> **Requirements**:
Search the listing below for "name". Copy each matching line.
───── Task data
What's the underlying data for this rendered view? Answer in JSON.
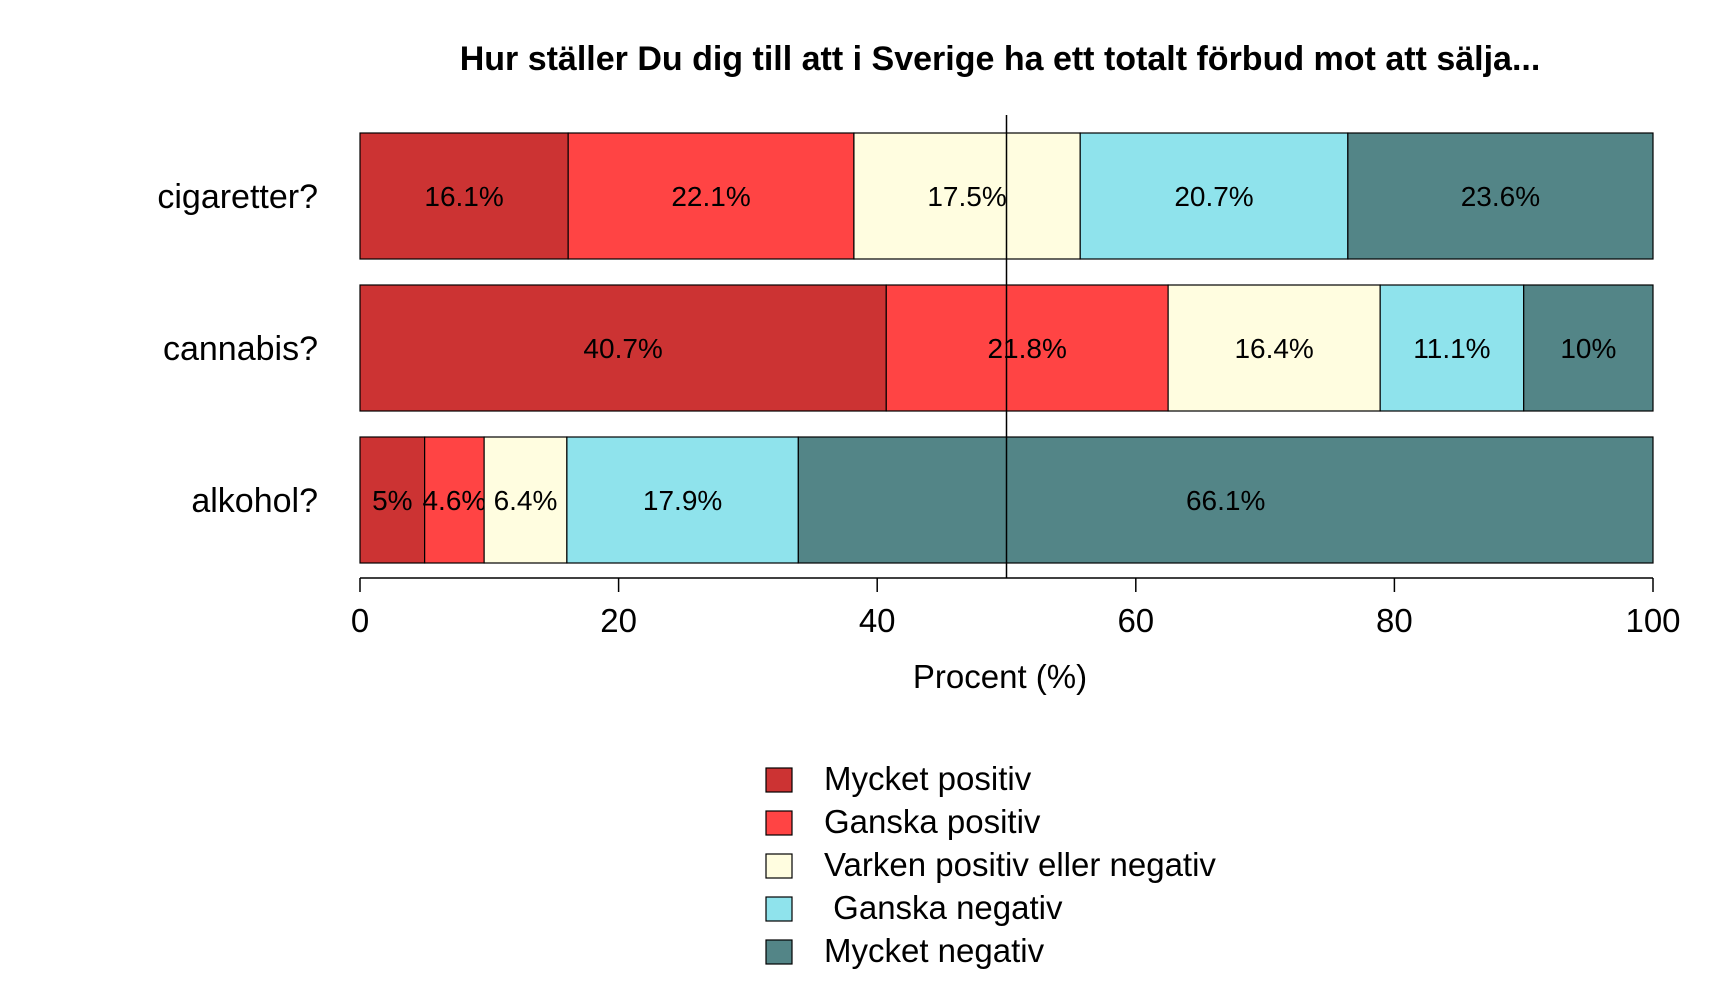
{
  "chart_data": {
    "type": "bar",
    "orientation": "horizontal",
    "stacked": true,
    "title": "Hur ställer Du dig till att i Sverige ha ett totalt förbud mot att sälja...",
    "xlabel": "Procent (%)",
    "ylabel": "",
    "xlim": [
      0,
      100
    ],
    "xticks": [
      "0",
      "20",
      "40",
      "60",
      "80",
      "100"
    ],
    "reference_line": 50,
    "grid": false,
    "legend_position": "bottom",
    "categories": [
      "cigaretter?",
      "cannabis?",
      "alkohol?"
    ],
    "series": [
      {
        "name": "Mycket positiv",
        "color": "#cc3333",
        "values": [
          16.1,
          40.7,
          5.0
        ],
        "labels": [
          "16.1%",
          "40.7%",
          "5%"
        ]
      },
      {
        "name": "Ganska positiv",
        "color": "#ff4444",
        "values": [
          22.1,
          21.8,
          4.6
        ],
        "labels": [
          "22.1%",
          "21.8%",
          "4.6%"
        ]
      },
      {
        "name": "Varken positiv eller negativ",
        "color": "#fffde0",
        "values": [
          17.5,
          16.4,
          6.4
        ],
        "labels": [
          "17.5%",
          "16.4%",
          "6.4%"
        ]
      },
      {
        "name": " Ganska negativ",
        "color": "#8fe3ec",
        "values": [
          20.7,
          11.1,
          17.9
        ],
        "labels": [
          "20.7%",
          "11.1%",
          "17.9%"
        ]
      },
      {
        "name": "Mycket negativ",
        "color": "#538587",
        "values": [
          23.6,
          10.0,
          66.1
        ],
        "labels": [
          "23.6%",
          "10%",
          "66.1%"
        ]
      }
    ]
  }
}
──────────
> **Output**:
        "name": "Mycket positiv",
        "name": "Ganska positiv",
        "name": "Varken positiv eller negativ",
        "name": " Ganska negativ",
        "name": "Mycket negativ",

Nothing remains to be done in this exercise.